• EXTRACTED DATA:
▽
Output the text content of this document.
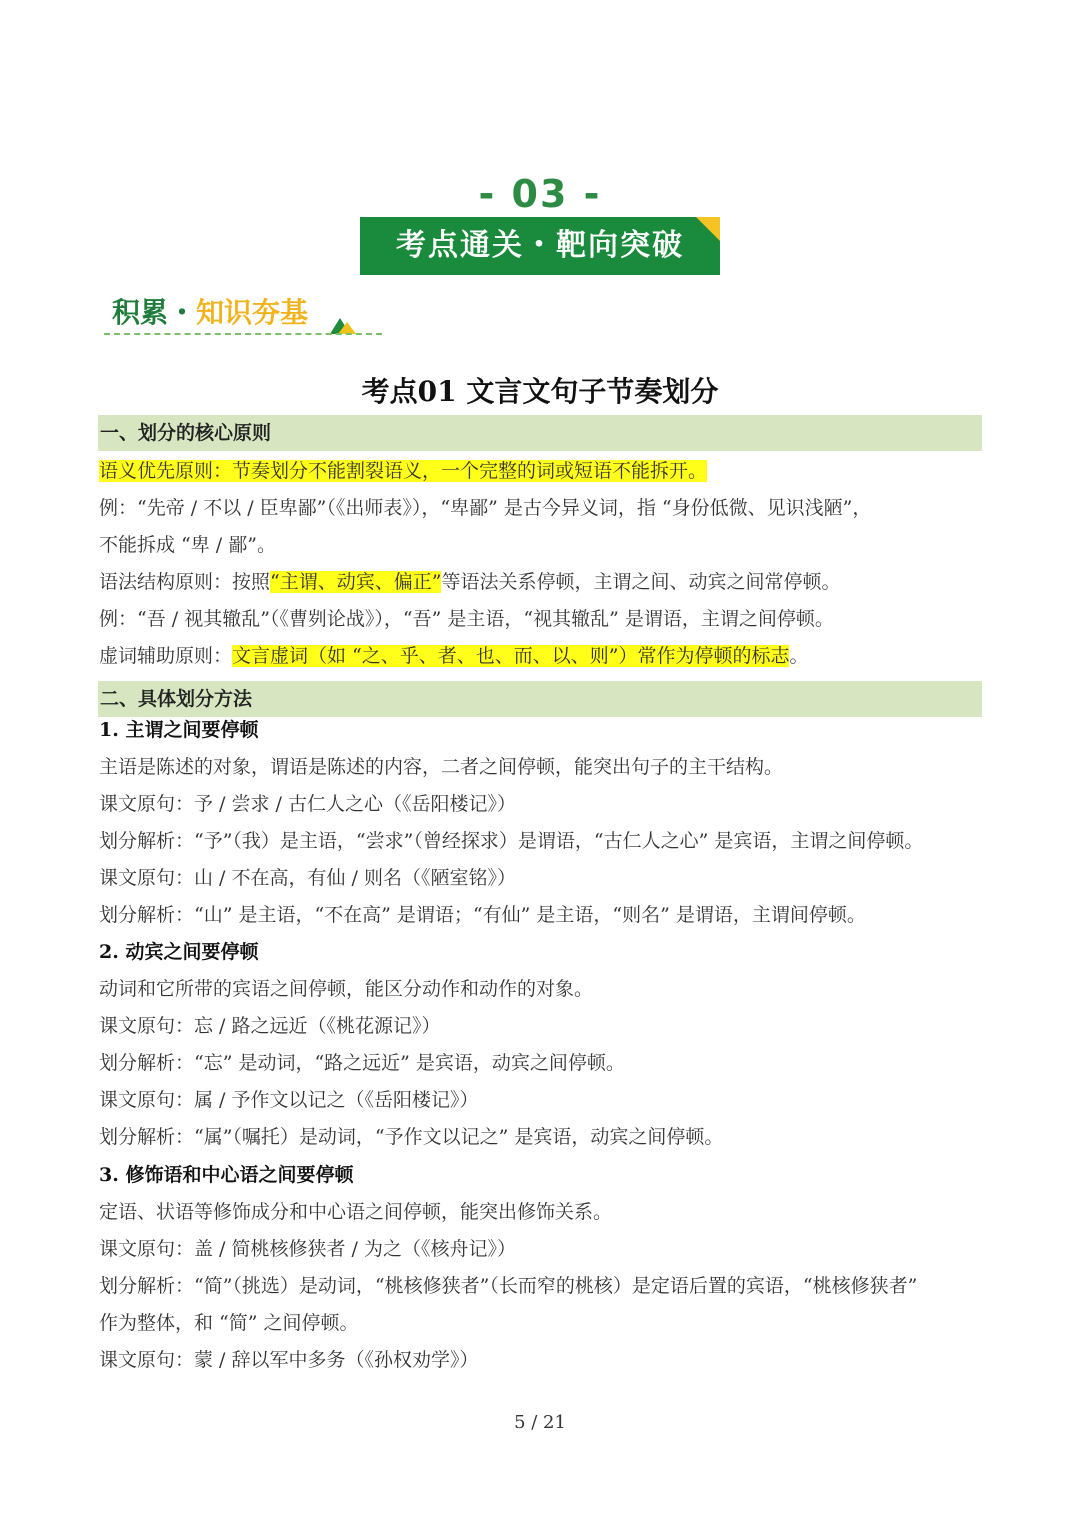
- 03 -
考点通关・靶向突破
积累・知识夯基
考点01 文言文句子节奏划分
一、划分的核心原则
语义优先原则：节奏划分不能割裂语义，一个完整的词或短语不能拆开。
例：“先帝 / 不以 / 臣卑鄙”（《出师表》），“卑鄙” 是古今异义词，指 “身份低微、见识浅陋”，
不能拆成 “卑 / 鄙”。
语法结构原则：按照“主谓、动宾、偏正”等语法关系停顿，主谓之间、动宾之间常停顿。
例：“吾 / 视其辙乱”（《曹刿论战》），“吾” 是主语，“视其辙乱” 是谓语，主谓之间停顿。
虚词辅助原则：文言虚词（如 “之、乎、者、也、而、以、则”）常作为停顿的标志。
二、具体划分方法
1. 主谓之间要停顿
主语是陈述的对象，谓语是陈述的内容，二者之间停顿，能突出句子的主干结构。
课文原句：予 / 尝求 / 古仁人之心（《岳阳楼记》）
划分解析：“予”（我）是主语，“尝求”（曾经探求）是谓语，“古仁人之心” 是宾语，主谓之间停顿。
课文原句：山 / 不在高，有仙 / 则名（《陋室铭》）
划分解析：“山” 是主语，“不在高” 是谓语；“有仙” 是主语，“则名” 是谓语，主谓间停顿。
2. 动宾之间要停顿
动词和它所带的宾语之间停顿，能区分动作和动作的对象。
课文原句：忘 / 路之远近（《桃花源记》）
划分解析：“忘” 是动词，“路之远近” 是宾语，动宾之间停顿。
课文原句：属 / 予作文以记之（《岳阳楼记》）
划分解析：“属”（嘱托）是动词，“予作文以记之” 是宾语，动宾之间停顿。
3. 修饰语和中心语之间要停顿
定语、状语等修饰成分和中心语之间停顿，能突出修饰关系。
课文原句：盖 / 简桃核修狭者 / 为之（《核舟记》）
划分解析：“简”（挑选）是动词，“桃核修狭者”（长而窄的桃核）是定语后置的宾语，“桃核修狭者”
作为整体，和 “简” 之间停顿。
课文原句：蒙 / 辞以军中多务（《孙权劝学》）
5 / 21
△
• WHAT YOU SHOULD DO:
Show every line of the listing in which the string "动宾之间停顿" can be found.

• ANSWER TO THE EXERCISE:
划分解析：“忘” 是动词，“路之远近” 是宾语，动宾之间停顿。
划分解析：“属”（嘱托）是动词，“予作文以记之” 是宾语，动宾之间停顿。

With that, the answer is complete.